PROBLEM TO WORK ON
Please retype the records below exactly as they stand.

MATERIAL PROVIDED
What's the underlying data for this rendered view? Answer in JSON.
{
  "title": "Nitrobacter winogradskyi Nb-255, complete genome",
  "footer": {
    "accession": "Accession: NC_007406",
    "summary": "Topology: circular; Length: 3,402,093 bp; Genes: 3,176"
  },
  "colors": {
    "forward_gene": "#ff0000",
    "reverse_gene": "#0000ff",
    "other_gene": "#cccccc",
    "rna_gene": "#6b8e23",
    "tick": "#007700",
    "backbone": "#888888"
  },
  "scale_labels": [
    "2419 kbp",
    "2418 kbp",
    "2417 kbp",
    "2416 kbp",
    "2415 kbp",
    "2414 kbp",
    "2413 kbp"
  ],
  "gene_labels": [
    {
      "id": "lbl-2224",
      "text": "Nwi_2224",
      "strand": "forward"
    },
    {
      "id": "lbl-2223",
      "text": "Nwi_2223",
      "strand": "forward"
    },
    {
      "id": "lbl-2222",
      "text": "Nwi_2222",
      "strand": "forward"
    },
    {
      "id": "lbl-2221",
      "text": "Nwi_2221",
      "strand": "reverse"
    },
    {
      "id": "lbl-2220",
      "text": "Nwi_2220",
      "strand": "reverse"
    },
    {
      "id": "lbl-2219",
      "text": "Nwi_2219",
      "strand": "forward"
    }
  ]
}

RESULT BELOW
What's the underlying data for this rendered view? Answer in JSON.
{
  "title": "Nitrobacter winogradskyi Nb-255, complete genome",
  "footer": {
    "accession": "Accession: NC_007406",
    "summary": "Topology: circular; Length: 3,402,093 bp; Genes: 3,176"
  },
  "colors": {
    "forward_gene": "#ff0000",
    "reverse_gene": "#0000ff",
    "other_gene": "#cccccc",
    "rna_gene": "#6b8e23",
    "tick": "#007700",
    "backbone": "#888888"
  },
  "scale_labels": [
    "2419 kbp",
    "2418 kbp",
    "2417 kbp",
    "2416 kbp",
    "2415 kbp",
    "2414 kbp",
    "2413 kbp"
  ],
  "gene_labels": [
    {
      "id": "lbl-2224",
      "text": "Nwi_2224",
      "strand": "forward"
    },
    {
      "id": "lbl-2223",
      "text": "Nwi_2223",
      "strand": "forward"
    },
    {
      "id": "lbl-2222",
      "text": "Nwi_2222",
      "strand": "forward"
    },
    {
      "id": "lbl-2221",
      "text": "Nwi_2221",
      "strand": "reverse"
    },
    {
      "id": "lbl-2220",
      "text": "Nwi_2220",
      "strand": "reverse"
    },
    {
      "id": "lbl-2219",
      "text": "Nwi_2219",
      "strand": "forward"
    }
  ]
}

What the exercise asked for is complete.